### Data lines ###

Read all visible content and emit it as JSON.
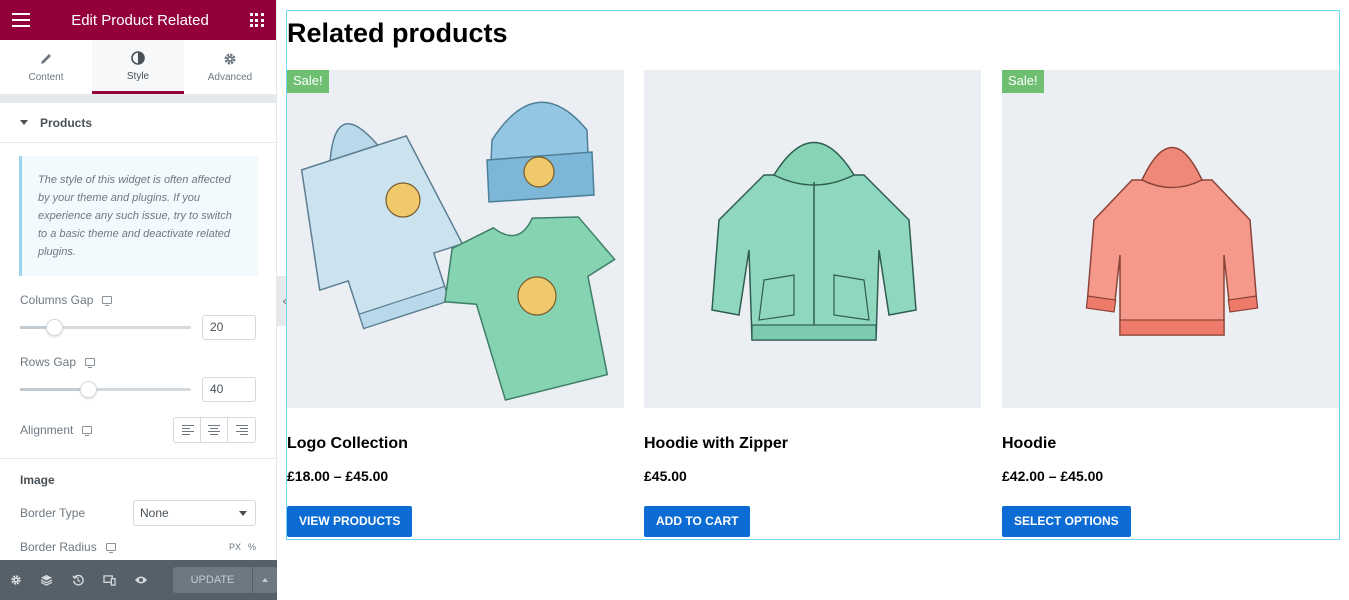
{
  "panel": {
    "title": "Edit Product Related",
    "tabs": [
      {
        "label": "Content",
        "icon": "pencil-icon"
      },
      {
        "label": "Style",
        "icon": "half-circle-icon"
      },
      {
        "label": "Advanced",
        "icon": "gear-icon"
      }
    ],
    "section_title": "Products",
    "notice": "The style of this widget is often affected by your theme and plugins. If you experience any such issue, try to switch to a basic theme and deactivate related plugins.",
    "columns_gap": {
      "label": "Columns Gap",
      "value": "20",
      "fraction": 0.2
    },
    "rows_gap": {
      "label": "Rows Gap",
      "value": "40",
      "fraction": 0.4
    },
    "alignment": {
      "label": "Alignment"
    },
    "image_heading": "Image",
    "border_type": {
      "label": "Border Type",
      "value": "None"
    },
    "border_radius": {
      "label": "Border Radius",
      "unit_px": "PX",
      "unit_pct": "%"
    },
    "footer": {
      "update_label": "UPDATE"
    }
  },
  "preview": {
    "title": "Related products",
    "products": [
      {
        "name": "Logo Collection",
        "price": "£18.00 – £45.00",
        "button": "VIEW PRODUCTS",
        "sale": "Sale!"
      },
      {
        "name": "Hoodie with Zipper",
        "price": "£45.00",
        "button": "ADD TO CART",
        "sale": ""
      },
      {
        "name": "Hoodie",
        "price": "£42.00 – £45.00",
        "button": "SELECT OPTIONS",
        "sale": "Sale!"
      }
    ]
  },
  "colors": {
    "brand": "#93003c",
    "button": "#0c6cd4",
    "sale_badge": "#6fbf73",
    "widget_outline": "#71d7f7"
  }
}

###

--- Aim of the exercise ---
All lines above with "button" in them should be returned.

--- Result ---
        "button": "VIEW PRODUCTS",
        "button": "ADD TO CART",
        "button": "SELECT OPTIONS",
    "button": "#0c6cd4",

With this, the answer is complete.